Data entries for graphics
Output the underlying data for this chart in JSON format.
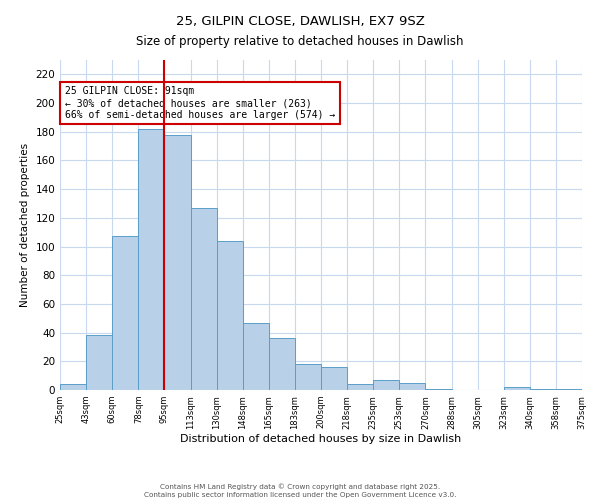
{
  "title": "25, GILPIN CLOSE, DAWLISH, EX7 9SZ",
  "subtitle": "Size of property relative to detached houses in Dawlish",
  "xlabel": "Distribution of detached houses by size in Dawlish",
  "ylabel": "Number of detached properties",
  "bar_values": [
    4,
    38,
    107,
    182,
    178,
    127,
    104,
    47,
    36,
    18,
    16,
    4,
    7,
    5,
    1,
    0,
    0,
    2,
    1,
    1
  ],
  "bar_labels": [
    "25sqm",
    "43sqm",
    "60sqm",
    "78sqm",
    "95sqm",
    "113sqm",
    "130sqm",
    "148sqm",
    "165sqm",
    "183sqm",
    "200sqm",
    "218sqm",
    "235sqm",
    "253sqm",
    "270sqm",
    "288sqm",
    "305sqm",
    "323sqm",
    "340sqm",
    "358sqm",
    "375sqm"
  ],
  "bar_color": "#b8d0e8",
  "bar_edge_color": "#5a9ec8",
  "vline_color": "#cc0000",
  "vline_position": 3.5,
  "annotation_text": "25 GILPIN CLOSE: 91sqm\n← 30% of detached houses are smaller (263)\n66% of semi-detached houses are larger (574) →",
  "annotation_box_color": "#ffffff",
  "annotation_border_color": "#cc0000",
  "ylim": [
    0,
    230
  ],
  "yticks": [
    0,
    20,
    40,
    60,
    80,
    100,
    120,
    140,
    160,
    180,
    200,
    220
  ],
  "footer_line1": "Contains HM Land Registry data © Crown copyright and database right 2025.",
  "footer_line2": "Contains public sector information licensed under the Open Government Licence v3.0.",
  "bg_color": "#ffffff",
  "grid_color": "#c8d8ee",
  "title_fontsize": 9.5,
  "subtitle_fontsize": 8.5
}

[Work to do] Filter the data, keeping only the lines that contain "GILPIN".

[The answer]
  "title": "25, GILPIN CLOSE, DAWLISH, EX7 9SZ",
  "annotation_text": "25 GILPIN CLOSE: 91sqm\n← 30% of detached houses are smaller (263)\n66% of semi-detached houses are larger (574) →",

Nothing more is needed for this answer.